> **Exercise requirements**
Search the records below for the word "bold" and show every line where it occurs.

> **Entries**
## Begin
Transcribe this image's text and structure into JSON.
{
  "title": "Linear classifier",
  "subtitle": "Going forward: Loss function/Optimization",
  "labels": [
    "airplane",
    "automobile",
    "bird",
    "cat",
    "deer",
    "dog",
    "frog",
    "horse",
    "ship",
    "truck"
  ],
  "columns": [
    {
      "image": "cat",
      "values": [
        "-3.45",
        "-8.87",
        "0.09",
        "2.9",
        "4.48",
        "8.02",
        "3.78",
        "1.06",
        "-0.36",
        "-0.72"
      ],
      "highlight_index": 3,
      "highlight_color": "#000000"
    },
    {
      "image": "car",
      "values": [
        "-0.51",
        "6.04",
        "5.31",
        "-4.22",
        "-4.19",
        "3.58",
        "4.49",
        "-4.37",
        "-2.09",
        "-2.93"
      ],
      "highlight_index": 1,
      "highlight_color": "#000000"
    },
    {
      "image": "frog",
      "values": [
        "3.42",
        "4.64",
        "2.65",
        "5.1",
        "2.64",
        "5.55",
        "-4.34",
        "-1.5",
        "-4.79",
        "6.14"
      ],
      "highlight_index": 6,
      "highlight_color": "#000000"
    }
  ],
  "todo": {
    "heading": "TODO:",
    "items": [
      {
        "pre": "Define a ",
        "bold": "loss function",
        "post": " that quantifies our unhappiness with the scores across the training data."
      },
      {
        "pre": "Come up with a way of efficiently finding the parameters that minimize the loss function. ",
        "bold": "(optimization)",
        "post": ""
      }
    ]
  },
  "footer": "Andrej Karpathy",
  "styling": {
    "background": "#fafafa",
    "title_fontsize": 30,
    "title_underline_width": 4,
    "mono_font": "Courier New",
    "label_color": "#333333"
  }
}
## End
## Begin
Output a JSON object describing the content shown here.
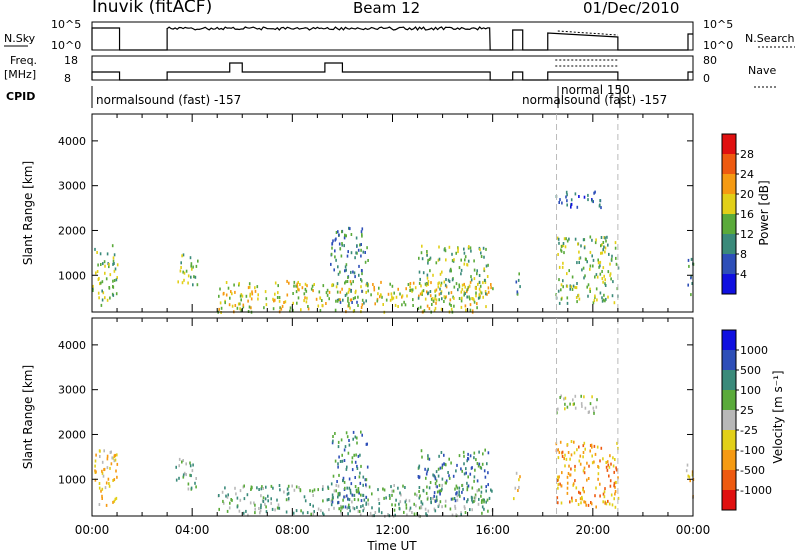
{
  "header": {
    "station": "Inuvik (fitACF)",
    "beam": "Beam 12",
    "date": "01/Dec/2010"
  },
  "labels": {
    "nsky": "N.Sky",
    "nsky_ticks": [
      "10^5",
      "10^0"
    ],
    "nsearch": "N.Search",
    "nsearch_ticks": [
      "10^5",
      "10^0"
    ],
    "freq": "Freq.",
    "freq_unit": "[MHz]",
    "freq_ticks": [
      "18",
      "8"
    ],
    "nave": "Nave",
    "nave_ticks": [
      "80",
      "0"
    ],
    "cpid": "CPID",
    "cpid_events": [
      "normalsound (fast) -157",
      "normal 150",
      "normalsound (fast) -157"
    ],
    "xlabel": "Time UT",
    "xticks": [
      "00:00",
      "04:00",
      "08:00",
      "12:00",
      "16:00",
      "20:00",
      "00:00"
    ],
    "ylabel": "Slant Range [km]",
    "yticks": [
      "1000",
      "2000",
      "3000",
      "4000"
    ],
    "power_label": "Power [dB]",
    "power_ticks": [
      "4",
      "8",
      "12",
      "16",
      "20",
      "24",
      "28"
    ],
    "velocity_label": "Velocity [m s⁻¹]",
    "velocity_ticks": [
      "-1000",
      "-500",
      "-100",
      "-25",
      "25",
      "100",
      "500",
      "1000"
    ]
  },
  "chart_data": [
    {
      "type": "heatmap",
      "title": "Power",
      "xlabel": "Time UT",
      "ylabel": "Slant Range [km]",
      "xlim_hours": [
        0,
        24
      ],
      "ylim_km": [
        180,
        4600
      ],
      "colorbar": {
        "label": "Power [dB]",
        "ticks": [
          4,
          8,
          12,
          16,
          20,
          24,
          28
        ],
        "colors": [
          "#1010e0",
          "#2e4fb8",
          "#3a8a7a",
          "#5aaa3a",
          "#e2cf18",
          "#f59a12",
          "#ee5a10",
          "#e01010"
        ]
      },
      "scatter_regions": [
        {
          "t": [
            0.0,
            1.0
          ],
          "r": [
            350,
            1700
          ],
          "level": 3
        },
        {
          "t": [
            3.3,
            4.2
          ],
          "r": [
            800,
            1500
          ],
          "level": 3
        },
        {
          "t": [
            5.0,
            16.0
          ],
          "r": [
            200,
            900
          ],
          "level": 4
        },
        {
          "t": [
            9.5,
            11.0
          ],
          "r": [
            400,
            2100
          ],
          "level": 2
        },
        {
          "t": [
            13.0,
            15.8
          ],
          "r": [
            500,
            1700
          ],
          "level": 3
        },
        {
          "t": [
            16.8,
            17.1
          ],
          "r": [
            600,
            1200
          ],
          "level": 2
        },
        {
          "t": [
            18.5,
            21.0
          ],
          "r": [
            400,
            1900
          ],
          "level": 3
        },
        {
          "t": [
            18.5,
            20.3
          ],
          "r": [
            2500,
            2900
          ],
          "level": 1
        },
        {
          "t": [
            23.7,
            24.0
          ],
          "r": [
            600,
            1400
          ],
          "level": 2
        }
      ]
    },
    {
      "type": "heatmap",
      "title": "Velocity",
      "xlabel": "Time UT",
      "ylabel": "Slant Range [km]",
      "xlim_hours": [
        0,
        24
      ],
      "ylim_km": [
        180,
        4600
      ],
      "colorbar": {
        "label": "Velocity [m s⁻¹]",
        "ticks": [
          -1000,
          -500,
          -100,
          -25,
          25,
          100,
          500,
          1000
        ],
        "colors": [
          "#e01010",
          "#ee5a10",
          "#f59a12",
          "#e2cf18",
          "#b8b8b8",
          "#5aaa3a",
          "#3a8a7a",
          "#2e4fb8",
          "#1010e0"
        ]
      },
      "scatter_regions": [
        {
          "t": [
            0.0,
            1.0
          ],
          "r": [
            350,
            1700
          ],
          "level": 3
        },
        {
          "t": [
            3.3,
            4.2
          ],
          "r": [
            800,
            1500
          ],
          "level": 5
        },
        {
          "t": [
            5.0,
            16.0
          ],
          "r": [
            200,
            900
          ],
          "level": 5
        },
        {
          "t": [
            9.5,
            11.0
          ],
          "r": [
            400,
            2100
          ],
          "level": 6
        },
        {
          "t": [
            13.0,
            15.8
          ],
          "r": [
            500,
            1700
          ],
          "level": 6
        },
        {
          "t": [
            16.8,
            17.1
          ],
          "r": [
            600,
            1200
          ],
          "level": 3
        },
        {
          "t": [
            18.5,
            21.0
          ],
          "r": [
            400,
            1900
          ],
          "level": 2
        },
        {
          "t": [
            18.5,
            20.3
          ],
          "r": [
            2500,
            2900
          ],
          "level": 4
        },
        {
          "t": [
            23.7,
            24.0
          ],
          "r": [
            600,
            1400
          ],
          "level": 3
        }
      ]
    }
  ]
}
## End
> **Response below**
        "bold": "loss function",
        "bold": "(optimization)",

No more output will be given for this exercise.